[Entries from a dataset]
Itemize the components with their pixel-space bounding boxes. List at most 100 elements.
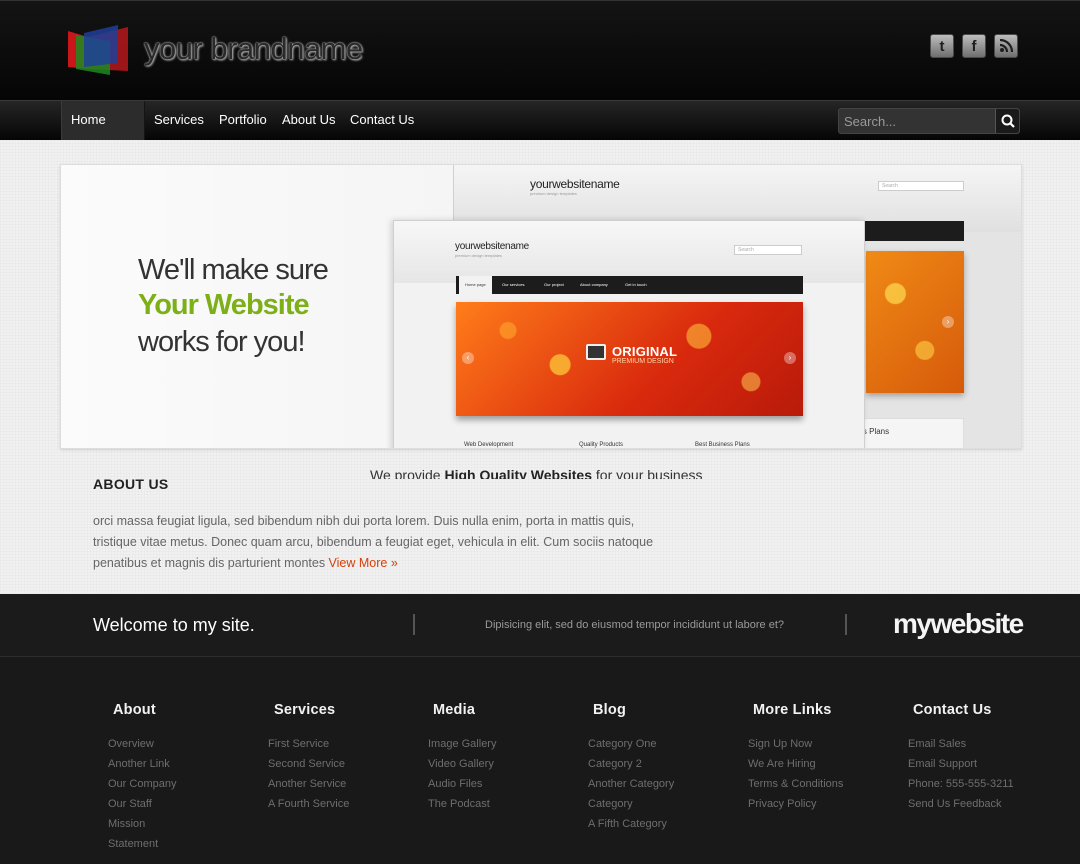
- view-more-link[interactable]: View More »: [329, 556, 398, 570]
- search-icon: [1001, 114, 1015, 128]
- footer-link[interactable]: A Fourth Service: [268, 798, 349, 810]
- footer-link[interactable]: Video Gallery: [428, 758, 494, 770]
- nav-item-contact[interactable]: Contact Us: [341, 101, 423, 141]
- mockup-front-nav: Home page Our services Our project About…: [456, 276, 803, 294]
- footer-heading-blog: Blog: [593, 702, 627, 718]
- monitor-icon: [586, 344, 606, 360]
- footer-link[interactable]: Second Service: [268, 758, 345, 770]
- mockup-nav-services: Our services: [502, 282, 525, 287]
- footer-link[interactable]: Email Sales: [908, 738, 966, 750]
- about-line-1: orci massa feugiat ligula, sed bibendum …: [93, 514, 635, 528]
- site-footer: About Overview Another Link Our Company …: [0, 657, 1080, 864]
- nav-item-portfolio[interactable]: Portfolio: [210, 101, 276, 141]
- footer-link[interactable]: Mission: [108, 818, 145, 830]
- site-header: your brandname t f: [0, 0, 1080, 100]
- band-divider-left: [413, 614, 415, 635]
- rss-icon[interactable]: [994, 34, 1018, 58]
- hero-line-2: Your Website: [138, 289, 310, 321]
- footer-link[interactable]: Email Support: [908, 758, 977, 770]
- footer-heading-more-links: More Links: [753, 702, 832, 718]
- footer-heading-about: About: [113, 702, 156, 718]
- provide-pre: We provide: [370, 467, 445, 479]
- footer-link[interactable]: A Fifth Category: [588, 818, 667, 830]
- twitter-glyph: t: [939, 37, 945, 55]
- mockup-foot-1: Web Development: [464, 442, 514, 448]
- welcome-band: Welcome to my site. Dipisicing elit, sed…: [0, 594, 1080, 657]
- about-line-3-text: penatibus et magnis dis parturient monte…: [93, 556, 329, 570]
- footer-heading-media: Media: [433, 702, 476, 718]
- hero-slider: We'll make sure Your Website works for y…: [60, 164, 1022, 449]
- main-content: We'll make sure Your Website works for y…: [0, 140, 1080, 594]
- footer-link[interactable]: Our Staff: [108, 798, 152, 810]
- footer-logo[interactable]: mywebsite: [893, 608, 1024, 640]
- footer-heading-services: Services: [274, 702, 336, 718]
- mockup-nav-project: Our project: [544, 282, 564, 287]
- mockup-nav-contact: Get in touch: [625, 282, 647, 287]
- nav-item-services[interactable]: Services: [145, 101, 213, 141]
- footer-link[interactable]: Phone: 555-555-3211: [908, 778, 1014, 790]
- band-tagline: Dipisicing elit, sed do eiusmod tempor i…: [485, 619, 784, 631]
- mockup-back-tagline: premium design templates: [530, 191, 577, 196]
- search-box: [838, 108, 1020, 134]
- footer-link[interactable]: Category: [588, 798, 633, 810]
- mockup-back-title: yourwebsitename: [530, 177, 620, 191]
- footer-link[interactable]: Category 2: [588, 758, 642, 770]
- mockup-back-next-icon: ›: [942, 316, 954, 328]
- mockup-nav-about: About company: [580, 282, 608, 287]
- nav-item-home[interactable]: Home Page: [61, 101, 145, 165]
- mockup-front-banner: ORIGINAL PREMIUM DESIGN ‹ ›: [456, 302, 803, 416]
- nav-item-about[interactable]: About Us: [273, 101, 344, 141]
- footer-link[interactable]: Image Gallery: [428, 738, 496, 750]
- rss-glyph-icon: [999, 39, 1013, 53]
- mockup-foot-3: Best Business Plans: [695, 442, 750, 448]
- mockup-prev-icon: ‹: [462, 352, 474, 364]
- mockup-foot-2: Quality Products: [579, 442, 624, 448]
- provide-post: for your business: [592, 467, 703, 479]
- footer-heading-contact: Contact Us: [913, 702, 992, 718]
- main-nav: Home Page Services Portfolio About Us Co…: [0, 100, 1080, 165]
- welcome-text: Welcome to my site.: [93, 615, 255, 635]
- about-line-3: penatibus et magnis dis parturient monte…: [93, 553, 663, 574]
- footer-link[interactable]: Audio Files: [428, 778, 482, 790]
- footer-link[interactable]: Send Us Feedback: [908, 798, 1002, 810]
- about-heading: ABOUT US: [93, 476, 169, 492]
- footer-link[interactable]: Another Category: [588, 778, 674, 790]
- mockup-front-search: Search: [734, 245, 802, 255]
- footer-link[interactable]: Another Service: [268, 778, 346, 790]
- mockup-next-icon: ›: [784, 352, 796, 364]
- about-line-2: tristique vitae metus. Donec quam arcu, …: [93, 535, 654, 549]
- footer-link[interactable]: Overview: [108, 738, 154, 750]
- facebook-glyph: f: [971, 37, 977, 55]
- footer-link[interactable]: First Service: [268, 738, 329, 750]
- brand-name[interactable]: your brandname: [144, 31, 363, 67]
- provide-bold: High Quality Websites: [444, 467, 592, 479]
- page: your brandname t f Home Page Services Po…: [0, 0, 1080, 864]
- mockup-back-search: Search: [878, 181, 964, 191]
- footer-link[interactable]: The Podcast: [428, 798, 490, 810]
- mockup-front-title: yourwebsitename: [455, 241, 529, 252]
- footer-link[interactable]: Another Link: [108, 758, 170, 770]
- footer-link[interactable]: Category One: [588, 738, 656, 750]
- hero-line-3: works for you!: [138, 326, 305, 358]
- search-input[interactable]: [839, 109, 995, 133]
- hero-line-1: We'll make sure: [138, 254, 329, 286]
- footer-link[interactable]: Our Company: [108, 778, 176, 790]
- twitter-icon[interactable]: t: [930, 34, 954, 58]
- brand-logo-icon[interactable]: [66, 23, 130, 79]
- footer-link[interactable]: We Are Hiring: [748, 758, 816, 770]
- search-button[interactable]: [995, 109, 1019, 133]
- band-divider-right: [845, 614, 847, 635]
- mockup-front-tagline: premium design templates: [455, 253, 502, 258]
- facebook-icon[interactable]: f: [962, 34, 986, 58]
- footer-link[interactable]: Sign Up Now: [748, 738, 812, 750]
- mockup-front-screenshot: yourwebsitename premium design templates…: [393, 220, 865, 448]
- provide-headline: We provide High Quality Websites for you…: [370, 466, 790, 479]
- footer-link[interactable]: Privacy Policy: [748, 798, 816, 810]
- mockup-banner-subtitle: PREMIUM DESIGN: [612, 358, 674, 365]
- mockup-banner-title: ORIGINAL: [612, 344, 678, 359]
- mockup-nav-home: Home page: [459, 276, 492, 294]
- footer-link[interactable]: Terms & Conditions: [748, 778, 843, 790]
- about-text: orci massa feugiat ligula, sed bibendum …: [93, 511, 663, 574]
- footer-link[interactable]: Statement: [108, 838, 158, 850]
- mockup-back-nav: [864, 221, 964, 241]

Written exercise |
Change every "footer-link" in the rows above to "bottom-link" and write the rows out again with everything else untouched, leaving out the pictures.

Output for this exercise |
Itemize the components with their pixel-space bounding boxes. List at most 100 elements.
- view-more-link[interactable]: View More »: [329, 556, 398, 570]
- search-icon: [1001, 114, 1015, 128]
- bottom-link[interactable]: A Fourth Service: [268, 798, 349, 810]
- bottom-link[interactable]: Video Gallery: [428, 758, 494, 770]
- nav-item-contact[interactable]: Contact Us: [341, 101, 423, 141]
- mockup-front-nav: Home page Our services Our project About…: [456, 276, 803, 294]
- footer-heading-blog: Blog: [593, 702, 627, 718]
- monitor-icon: [586, 344, 606, 360]
- bottom-link[interactable]: Second Service: [268, 758, 345, 770]
- mockup-nav-services: Our services: [502, 282, 525, 287]
- bottom-link[interactable]: Email Sales: [908, 738, 966, 750]
- about-line-1: orci massa feugiat ligula, sed bibendum …: [93, 514, 635, 528]
- site-footer: About Overview Another Link Our Company …: [0, 657, 1080, 864]
- nav-item-portfolio[interactable]: Portfolio: [210, 101, 276, 141]
- bottom-link[interactable]: Mission: [108, 818, 145, 830]
- site-header: your brandname t f: [0, 0, 1080, 100]
- band-divider-left: [413, 614, 415, 635]
- rss-icon[interactable]: [994, 34, 1018, 58]
- hero-line-2: Your Website: [138, 289, 310, 321]
- bottom-link[interactable]: Email Support: [908, 758, 977, 770]
- footer-heading-more-links: More Links: [753, 702, 832, 718]
- footer-heading-about: About: [113, 702, 156, 718]
- provide-pre: We provide: [370, 467, 445, 479]
- bottom-link[interactable]: A Fifth Category: [588, 818, 667, 830]
- twitter-glyph: t: [939, 37, 945, 55]
- mockup-foot-1: Web Development: [464, 442, 514, 448]
- welcome-band: Welcome to my site. Dipisicing elit, sed…: [0, 594, 1080, 657]
- about-line-3-text: penatibus et magnis dis parturient monte…: [93, 556, 329, 570]
- footer-heading-media: Media: [433, 702, 476, 718]
- hero-slider: We'll make sure Your Website works for y…: [60, 164, 1022, 449]
- main-content: We'll make sure Your Website works for y…: [0, 140, 1080, 594]
- bottom-link[interactable]: Our Staff: [108, 798, 152, 810]
- footer-logo[interactable]: mywebsite: [893, 608, 1024, 640]
- footer-heading-services: Services: [274, 702, 336, 718]
- mockup-nav-project: Our project: [544, 282, 564, 287]
- mockup-nav-contact: Get in touch: [625, 282, 647, 287]
- nav-item-services[interactable]: Services: [145, 101, 213, 141]
- bottom-link[interactable]: Phone: 555-555-3211: [908, 778, 1014, 790]
- band-tagline: Dipisicing elit, sed do eiusmod tempor i…: [485, 619, 784, 631]
- mockup-back-tagline: premium design templates: [530, 191, 577, 196]
- search-box: [838, 108, 1020, 134]
- bottom-link[interactable]: Category: [588, 798, 633, 810]
- mockup-back-title: yourwebsitename: [530, 177, 620, 191]
- bottom-link[interactable]: Category 2: [588, 758, 642, 770]
- mockup-back-next-icon: ›: [942, 316, 954, 328]
- mockup-nav-about: About company: [580, 282, 608, 287]
- nav-item-home[interactable]: Home Page: [61, 101, 145, 165]
- mockup-front-banner: ORIGINAL PREMIUM DESIGN ‹ ›: [456, 302, 803, 416]
- nav-item-about[interactable]: About Us: [273, 101, 344, 141]
- bottom-link[interactable]: Image Gallery: [428, 738, 496, 750]
- rss-glyph-icon: [999, 39, 1013, 53]
- mockup-foot-3: Best Business Plans: [695, 442, 750, 448]
- mockup-prev-icon: ‹: [462, 352, 474, 364]
- mockup-foot-2: Quality Products: [579, 442, 624, 448]
- provide-post: for your business: [592, 467, 703, 479]
- footer-heading-contact: Contact Us: [913, 702, 992, 718]
- main-nav: Home Page Services Portfolio About Us Co…: [0, 100, 1080, 165]
- welcome-text: Welcome to my site.: [93, 615, 255, 635]
- about-line-3: penatibus et magnis dis parturient monte…: [93, 553, 663, 574]
- bottom-link[interactable]: Audio Files: [428, 778, 482, 790]
- bottom-link[interactable]: Send Us Feedback: [908, 798, 1002, 810]
- about-heading: ABOUT US: [93, 476, 169, 492]
- bottom-link[interactable]: Another Category: [588, 778, 674, 790]
- mockup-front-search: Search: [734, 245, 802, 255]
- bottom-link[interactable]: Another Service: [268, 778, 346, 790]
- mockup-next-icon: ›: [784, 352, 796, 364]
- about-line-2: tristique vitae metus. Donec quam arcu, …: [93, 535, 654, 549]
- bottom-link[interactable]: Overview: [108, 738, 154, 750]
- facebook-glyph: f: [971, 37, 977, 55]
- bottom-link[interactable]: First Service: [268, 738, 329, 750]
- brand-name[interactable]: your brandname: [144, 31, 363, 67]
- provide-bold: High Quality Websites: [444, 467, 592, 479]
- page: your brandname t f Home Page Services Po…: [0, 0, 1080, 864]
- mockup-back-search: Search: [878, 181, 964, 191]
- bottom-link[interactable]: The Podcast: [428, 798, 490, 810]
- mockup-front-title: yourwebsitename: [455, 241, 529, 252]
- bottom-link[interactable]: Another Link: [108, 758, 170, 770]
- bottom-link[interactable]: Category One: [588, 738, 656, 750]
- hero-line-3: works for you!: [138, 326, 305, 358]
- search-input[interactable]: [839, 109, 995, 133]
- hero-line-1: We'll make sure: [138, 254, 329, 286]
- bottom-link[interactable]: Our Company: [108, 778, 176, 790]
- twitter-icon[interactable]: t: [930, 34, 954, 58]
- brand-logo-icon[interactable]: [66, 23, 130, 79]
- bottom-link[interactable]: We Are Hiring: [748, 758, 816, 770]
- search-button[interactable]: [995, 109, 1019, 133]
- band-divider-right: [845, 614, 847, 635]
- mockup-front-tagline: premium design templates: [455, 253, 502, 258]
- facebook-icon[interactable]: f: [962, 34, 986, 58]
- bottom-link[interactable]: Sign Up Now: [748, 738, 812, 750]
- mockup-front-screenshot: yourwebsitename premium design templates…: [393, 220, 865, 448]
- provide-headline: We provide High Quality Websites for you…: [370, 466, 790, 479]
- bottom-link[interactable]: Privacy Policy: [748, 798, 816, 810]
- mockup-banner-subtitle: PREMIUM DESIGN: [612, 358, 674, 365]
- mockup-banner-title: ORIGINAL: [612, 344, 678, 359]
- mockup-nav-home: Home page: [459, 276, 492, 294]
- bottom-link[interactable]: Terms & Conditions: [748, 778, 843, 790]
- about-text: orci massa feugiat ligula, sed bibendum …: [93, 511, 663, 574]
- bottom-link[interactable]: Statement: [108, 838, 158, 850]
- mockup-back-nav: [864, 221, 964, 241]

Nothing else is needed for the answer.